Do this →
Your task is to repeat all of the material exactly.

==== Data extract

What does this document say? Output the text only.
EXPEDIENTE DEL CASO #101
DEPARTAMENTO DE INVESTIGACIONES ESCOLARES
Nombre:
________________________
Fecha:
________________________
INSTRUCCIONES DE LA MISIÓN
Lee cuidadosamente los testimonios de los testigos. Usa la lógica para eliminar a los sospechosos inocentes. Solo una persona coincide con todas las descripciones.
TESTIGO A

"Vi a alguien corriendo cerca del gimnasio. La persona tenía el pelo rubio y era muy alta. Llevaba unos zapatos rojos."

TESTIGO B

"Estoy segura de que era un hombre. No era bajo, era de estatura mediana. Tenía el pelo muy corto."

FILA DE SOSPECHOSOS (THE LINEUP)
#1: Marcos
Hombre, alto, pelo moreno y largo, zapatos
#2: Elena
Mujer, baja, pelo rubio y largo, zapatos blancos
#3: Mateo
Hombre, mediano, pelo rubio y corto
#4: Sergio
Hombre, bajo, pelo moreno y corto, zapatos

========

Full solution →
What does this document say? Output the text only.
EXPEDIENTE DEL CASO #101
DEPARTAMENTO DE INVESTIGACIONES ESCOLARES
Nombre:
________________________
Fecha:
________________________
INSTRUCCIONES DE LA MISIÓN
Lee cuidadosamente los testimonios de los testigos. Usa la lógica para eliminar a los sospechosos inocentes. Solo una persona coincide con todas las descripciones.
TESTIGO A

"Vi a alguien corriendo cerca del gimnasio. La persona tenía el pelo rubio y era muy alta. Llevaba unos zapatos rojos."

TESTIGO B

"Estoy segura de que era un hombre. No era bajo, era de estatura mediana. Tenía el pelo muy corto."

FILA DE SOSPECHOSOS (THE LINEUP)
#1: Marcos
Hombre, alto, pelo moreno y largo, zapatos
#2: Elena
Mujer, baja, pelo rubio y largo, zapatos blancos
#3: Mateo
Hombre, mediano, pelo rubio y corto
#4: Sergio
Hombre, bajo, pelo moreno y corto, zapatos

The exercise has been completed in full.